- SHORT EXERCISE:
Write out the full set of records below exactly.

- GIVEN DATA:
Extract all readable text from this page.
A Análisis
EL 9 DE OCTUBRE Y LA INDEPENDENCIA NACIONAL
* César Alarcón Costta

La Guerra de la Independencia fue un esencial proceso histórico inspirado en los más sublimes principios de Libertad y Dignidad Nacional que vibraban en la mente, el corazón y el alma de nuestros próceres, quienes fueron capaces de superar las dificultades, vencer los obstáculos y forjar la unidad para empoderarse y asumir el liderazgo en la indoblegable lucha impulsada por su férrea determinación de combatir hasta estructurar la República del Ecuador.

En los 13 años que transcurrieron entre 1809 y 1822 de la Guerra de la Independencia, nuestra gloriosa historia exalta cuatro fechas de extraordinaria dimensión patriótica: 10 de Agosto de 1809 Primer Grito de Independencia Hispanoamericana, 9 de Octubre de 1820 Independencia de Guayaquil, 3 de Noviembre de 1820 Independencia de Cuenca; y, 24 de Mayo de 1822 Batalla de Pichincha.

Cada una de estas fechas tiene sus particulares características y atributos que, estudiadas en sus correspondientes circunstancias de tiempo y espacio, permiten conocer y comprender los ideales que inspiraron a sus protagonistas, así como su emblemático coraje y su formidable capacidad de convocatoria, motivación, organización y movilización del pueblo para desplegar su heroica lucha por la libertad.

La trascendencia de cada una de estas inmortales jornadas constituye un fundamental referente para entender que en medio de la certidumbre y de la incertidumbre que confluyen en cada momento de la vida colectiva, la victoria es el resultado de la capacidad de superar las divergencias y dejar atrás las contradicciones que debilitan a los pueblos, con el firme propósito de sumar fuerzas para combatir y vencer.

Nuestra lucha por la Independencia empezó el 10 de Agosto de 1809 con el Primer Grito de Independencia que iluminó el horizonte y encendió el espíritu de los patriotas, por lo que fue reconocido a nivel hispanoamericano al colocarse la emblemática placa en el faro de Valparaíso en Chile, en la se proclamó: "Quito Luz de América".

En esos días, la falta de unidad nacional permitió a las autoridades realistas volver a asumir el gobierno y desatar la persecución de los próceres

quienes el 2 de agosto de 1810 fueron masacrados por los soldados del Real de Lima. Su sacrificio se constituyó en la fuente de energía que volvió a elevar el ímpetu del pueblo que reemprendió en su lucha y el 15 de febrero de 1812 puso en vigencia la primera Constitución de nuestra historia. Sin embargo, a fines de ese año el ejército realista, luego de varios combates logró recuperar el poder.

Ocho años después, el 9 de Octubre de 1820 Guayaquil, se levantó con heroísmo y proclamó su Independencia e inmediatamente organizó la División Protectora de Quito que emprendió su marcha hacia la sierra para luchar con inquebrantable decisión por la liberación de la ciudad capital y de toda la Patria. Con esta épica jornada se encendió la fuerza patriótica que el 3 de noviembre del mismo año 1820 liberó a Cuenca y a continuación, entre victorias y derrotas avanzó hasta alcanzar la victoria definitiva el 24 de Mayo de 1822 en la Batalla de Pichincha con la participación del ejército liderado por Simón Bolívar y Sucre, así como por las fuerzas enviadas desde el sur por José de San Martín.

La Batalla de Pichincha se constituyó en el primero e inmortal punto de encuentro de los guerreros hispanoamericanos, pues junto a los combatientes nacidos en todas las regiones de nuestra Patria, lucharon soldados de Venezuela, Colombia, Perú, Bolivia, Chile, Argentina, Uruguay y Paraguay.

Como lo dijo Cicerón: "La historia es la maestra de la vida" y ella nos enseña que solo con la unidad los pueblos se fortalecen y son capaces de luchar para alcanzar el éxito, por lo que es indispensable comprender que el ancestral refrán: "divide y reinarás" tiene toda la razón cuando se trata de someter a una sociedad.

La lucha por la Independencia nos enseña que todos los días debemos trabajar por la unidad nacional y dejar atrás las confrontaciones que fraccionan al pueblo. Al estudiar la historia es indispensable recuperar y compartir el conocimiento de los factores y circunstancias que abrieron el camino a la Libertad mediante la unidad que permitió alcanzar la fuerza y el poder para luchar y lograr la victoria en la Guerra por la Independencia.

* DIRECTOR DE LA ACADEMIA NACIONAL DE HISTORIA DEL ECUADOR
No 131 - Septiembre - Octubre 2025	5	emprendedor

- RESPONSE TO THE EXERCISE:
Extract all readable text from this page.
A Análisis
EL 9 DE OCTUBRE Y LA INDEPENDENCIA NACIONAL
* César Alarcón Costta

La Guerra de la Independencia fue un esencial proceso histórico inspirado en los más sublimes principios de Libertad y Dignidad Nacional que vibraban en la mente, el corazón y el alma de nuestros próceres, quienes fueron capaces de superar las dificultades, vencer los obstáculos y forjar la unidad para empoderarse y asumir el liderazgo en la indoblegable lucha impulsada por su férrea determinación de combatir hasta estructurar la República del Ecuador.

En los 13 años que transcurrieron entre 1809 y 1822 de la Guerra de la Independencia, nuestra gloriosa historia exalta cuatro fechas de extraordinaria dimensión patriótica: 10 de Agosto de 1809 Primer Grito de Independencia Hispanoamericana, 9 de Octubre de 1820 Independencia de Guayaquil, 3 de Noviembre de 1820 Independencia de Cuenca; y, 24 de Mayo de 1822 Batalla de Pichincha.

Cada una de estas fechas tiene sus particulares características y atributos que, estudiadas en sus correspondientes circunstancias de tiempo y espacio, permiten conocer y comprender los ideales que inspiraron a sus protagonistas, así como su emblemático coraje y su formidable capacidad de convocatoria, motivación, organización y movilización del pueblo para desplegar su heroica lucha por la libertad.

La trascendencia de cada una de estas inmortales jornadas constituye un fundamental referente para entender que en medio de la certidumbre y de la incertidumbre que confluyen en cada momento de la vida colectiva, la victoria es el resultado de la capacidad de superar las divergencias y dejar atrás las contradicciones que debilitan a los pueblos, con el firme propósito de sumar fuerzas para combatir y vencer.

Nuestra lucha por la Independencia empezó el 10 de Agosto de 1809 con el Primer Grito de Independencia que iluminó el horizonte y encendió el espíritu de los patriotas, por lo que fue reconocido a nivel hispanoamericano al colocarse la emblemática placa en el faro de Valparaíso en Chile, en la se proclamó: "Quito Luz de América".

En esos días, la falta de unidad nacional permitió a las autoridades realistas volver a asumir el gobierno y desatar la persecución de los próceres

quienes el 2 de agosto de 1810 fueron masacrados por los soldados del Real de Lima. Su sacrificio se constituyó en la fuente de energía que volvió a elevar el ímpetu del pueblo que reemprendió en su lucha y el 15 de febrero de 1812 puso en vigencia la primera Constitución de nuestra historia. Sin embargo, a fines de ese año el ejército realista, luego de varios combates logró recuperar el poder.

Ocho años después, el 9 de Octubre de 1820 Guayaquil, se levantó con heroísmo y proclamó su Independencia e inmediatamente organizó la División Protectora de Quito que emprendió su marcha hacia la sierra para luchar con inquebrantable decisión por la liberación de la ciudad capital y de toda la Patria. Con esta épica jornada se encendió la fuerza patriótica que el 3 de noviembre del mismo año 1820 liberó a Cuenca y a continuación, entre victorias y derrotas avanzó hasta alcanzar la victoria definitiva el 24 de Mayo de 1822 en la Batalla de Pichincha con la participación del ejército liderado por Simón Bolívar y Sucre, así como por las fuerzas enviadas desde el sur por José de San Martín.

La Batalla de Pichincha se constituyó en el primero e inmortal punto de encuentro de los guerreros hispanoamericanos, pues junto a los combatientes nacidos en todas las regiones de nuestra Patria, lucharon soldados de Venezuela, Colombia, Perú, Bolivia, Chile, Argentina, Uruguay y Paraguay.

Como lo dijo Cicerón: "La historia es la maestra de la vida" y ella nos enseña que solo con la unidad los pueblos se fortalecen y son capaces de luchar para alcanzar el éxito, por lo que es indispensable comprender que el ancestral refrán: "divide y reinarás" tiene toda la razón cuando se trata de someter a una sociedad.

La lucha por la Independencia nos enseña que todos los días debemos trabajar por la unidad nacional y dejar atrás las confrontaciones que fraccionan al pueblo. Al estudiar la historia es indispensable recuperar y compartir el conocimiento de los factores y circunstancias que abrieron el camino a la Libertad mediante la unidad que permitió alcanzar la fuerza y el poder para luchar y lograr la victoria en la Guerra por la Independencia.

* DIRECTOR DE LA ACADEMIA NACIONAL DE HISTORIA DEL ECUADOR
No 131 - Septiembre - Octubre 2025	5	emprendedor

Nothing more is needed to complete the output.